# Records shown:
■ ■ ■

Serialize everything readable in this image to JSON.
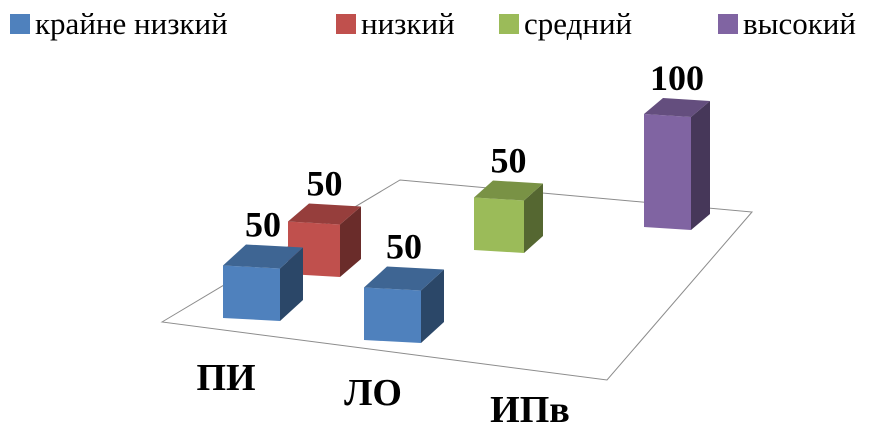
{
  "chart_data": {
    "type": "bar",
    "subtype": "3d-column",
    "categories": [
      "ПИ",
      "ЛО",
      "ИПв"
    ],
    "series": [
      {
        "name": "крайне низкий",
        "color": "#4f81bd",
        "values": [
          50,
          50,
          null
        ]
      },
      {
        "name": "низкий",
        "color": "#c0504d",
        "values": [
          50,
          null,
          null
        ]
      },
      {
        "name": "средний",
        "color": "#9bbb59",
        "values": [
          null,
          null,
          50
        ]
      },
      {
        "name": "высокий",
        "color": "#8064a2",
        "values": [
          null,
          null,
          100
        ]
      }
    ],
    "data_labels": true,
    "legend_position": "top",
    "grid": false,
    "title": "",
    "xlabel": "",
    "ylabel": ""
  }
}
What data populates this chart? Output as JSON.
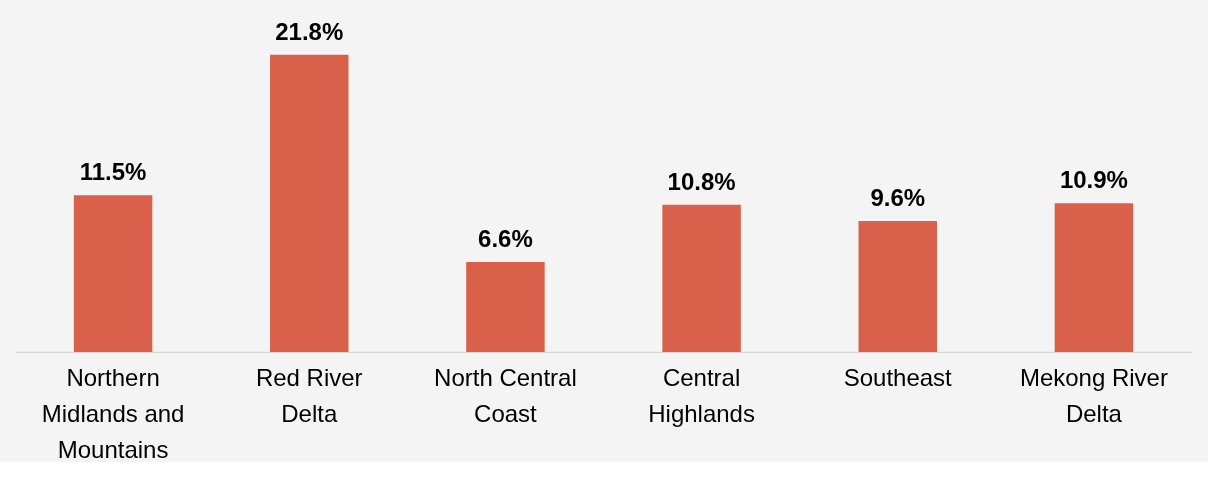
{
  "chart_data": {
    "type": "bar",
    "categories": [
      "Northern Midlands and Mountains",
      "Red River Delta",
      "North Central Coast",
      "Central Highlands",
      "Southeast",
      "Mekong River Delta"
    ],
    "values": [
      11.5,
      21.8,
      6.6,
      10.8,
      9.6,
      10.9
    ],
    "value_labels": [
      "11.5%",
      "21.8%",
      "6.6%",
      "10.8%",
      "9.6%",
      "10.9%"
    ],
    "color": "#d9604a",
    "grid": false
  }
}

■ ■ ■

# Exercise aim:
Copy out all the data without changing anything, and drop the pictures.

# Exercise solution:
Serialize everything readable in this image to JSON.
{
  "chart_data": {
    "type": "bar",
    "subtype": "3d-column",
    "categories": [
      "ПИ",
      "ЛО",
      "ИПв"
    ],
    "series": [
      {
        "name": "крайне низкий",
        "color": "#4f81bd",
        "values": [
          50,
          50,
          null
        ]
      },
      {
        "name": "низкий",
        "color": "#c0504d",
        "values": [
          50,
          null,
          null
        ]
      },
      {
        "name": "средний",
        "color": "#9bbb59",
        "values": [
          null,
          null,
          50
        ]
      },
      {
        "name": "высокий",
        "color": "#8064a2",
        "values": [
          null,
          null,
          100
        ]
      }
    ],
    "data_labels": true,
    "legend_position": "top",
    "grid": false,
    "title": "",
    "xlabel": "",
    "ylabel": ""
  }
}
What data populates this chart? Output as JSON.
{
  "chart_data": {
    "type": "bar",
    "categories": [
      "Northern Midlands and Mountains",
      "Red River Delta",
      "North Central Coast",
      "Central Highlands",
      "Southeast",
      "Mekong River Delta"
    ],
    "values": [
      11.5,
      21.8,
      6.6,
      10.8,
      9.6,
      10.9
    ],
    "value_labels": [
      "11.5%",
      "21.8%",
      "6.6%",
      "10.8%",
      "9.6%",
      "10.9%"
    ],
    "color": "#d9604a",
    "grid": false
  }
}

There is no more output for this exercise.